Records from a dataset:
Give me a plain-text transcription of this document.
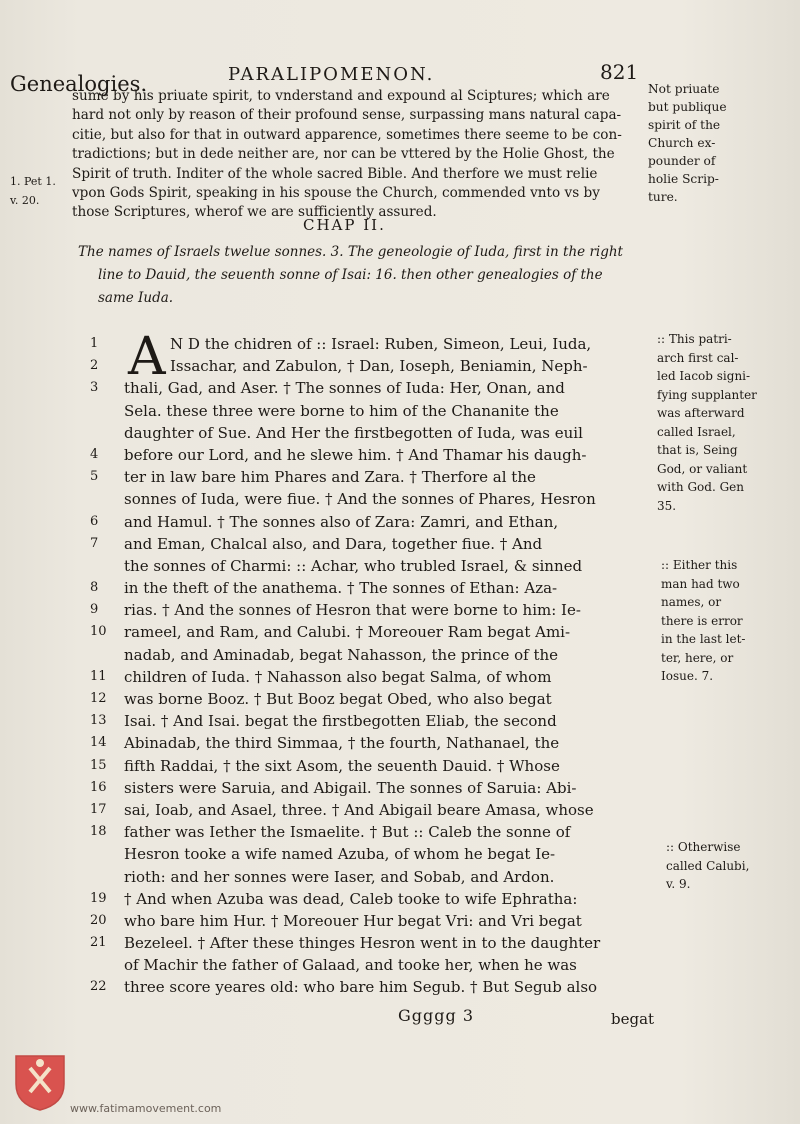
Genealogies.	PARALIPOMENON.	821
sume by his priuate spirit, to vnderstand and expound al Sciptures; which are
hard not only by reason of their profound sense, surpassing mans natural capa-
citie, but also for that in outward apparence, sometimes there seeme to be con-
tradictions; but in dede neither are, nor can be vttered by the Holie Ghost, the
Spirit of truth. Inditer of the whole sacred Bible. And therfore we must relie
vpon Gods Spirit, speaking in his spouse the Church, commended vnto vs by
those Scriptures, wherof we are sufficiently assured.
Not priuate
but publique
spirit of the
Church ex-
pounder of
holie Scrip-
ture.
1. Pet 1.
v. 20.
CHAP II.
The names of Israels twelue sonnes. 3. The geneologie of Iuda, first in the right
line to Dauid, the seuenth sonne of Isai: 16. then other genealogies of the
same Iuda.
A
1	N D the chidren of :: Israel: Ruben, Simeon, Leui, Iuda,
2	Issachar, and Zabulon, † Dan, Ioseph, Beniamin, Neph-
3	thali, Gad, and Aser. † The sonnes of Iuda: Her, Onan, and
Sela. these three were borne to him of the Chananite the
daughter of Sue. And Her the firstbegotten of Iuda, was euil
4	before our Lord, and he slewe him. † And Thamar his daugh-
5	ter in law bare him Phares and Zara. † Therfore al the
sonnes of Iuda, were fiue. † And the sonnes of Phares, Hesron
6	and Hamul. † The sonnes also of Zara: Zamri, and Ethan,
7	and Eman, Chalcal also, and Dara, together fiue. † And
the sonnes of Charmi: :: Achar, who trubled Israel, & sinned
8	in the theft of the anathema. † The sonnes of Ethan: Aza-
9	rias. † And the sonnes of Hesron that were borne to him: Ie-
10	rameel, and Ram, and Calubi. † Moreouer Ram begat Ami-
nadab, and Aminadab, begat Nahasson, the prince of the
11	children of Iuda. † Nahasson also begat Salma, of whom
12	was borne Booz. † But Booz begat Obed, who also begat
13	Isai. † And Isai. begat the firstbegotten Eliab, the second
14	Abinadab, the third Simmaa, † the fourth, Nathanael, the
15	fifth Raddai, † the sixt Asom, the seuenth Dauid. † Whose
16	sisters were Saruia, and Abigail. The sonnes of Saruia: Abi-
17	sai, Ioab, and Asael, three. † And Abigail beare Amasa, whose
18	father was Iether the Ismaelite. † But :: Caleb the sonne of
Hesron tooke a wife named Azuba, of whom he begat Ie-
rioth: and her sonnes were Iaser, and Sobab, and Ardon.
19	† And when Azuba was dead, Caleb tooke to wife Ephratha:
20	who bare him Hur. † Moreouer Hur begat Vri: and Vri begat
21	Bezeleel. † After these thinges Hesron went in to the daughter
of Machir the father of Galaad, and tooke her, when he was
22	three score yeares old: who bare him Segub. † But Segub also
:: This patri-
arch first cal-
led Iacob signi-
fying supplanter
was afterward
called Israel,
that is, Seing
God, or valiant
with God. Gen
35.
:: Either this
man had two
names, or
there is error
in the last let-
ter, here, or
Iosue. 7.
:: Otherwise
called Calubi,
v. 9.
Ggggg 3	begat
www.fatimamovement.com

### The exercise
All lines holding the word "Azuba" should be picked out and copied.

### Reply
Hesron tooke a wife named Azuba, of whom he begat Ie-
19	† And when Azuba was dead, Caleb tooke to wife Ephratha:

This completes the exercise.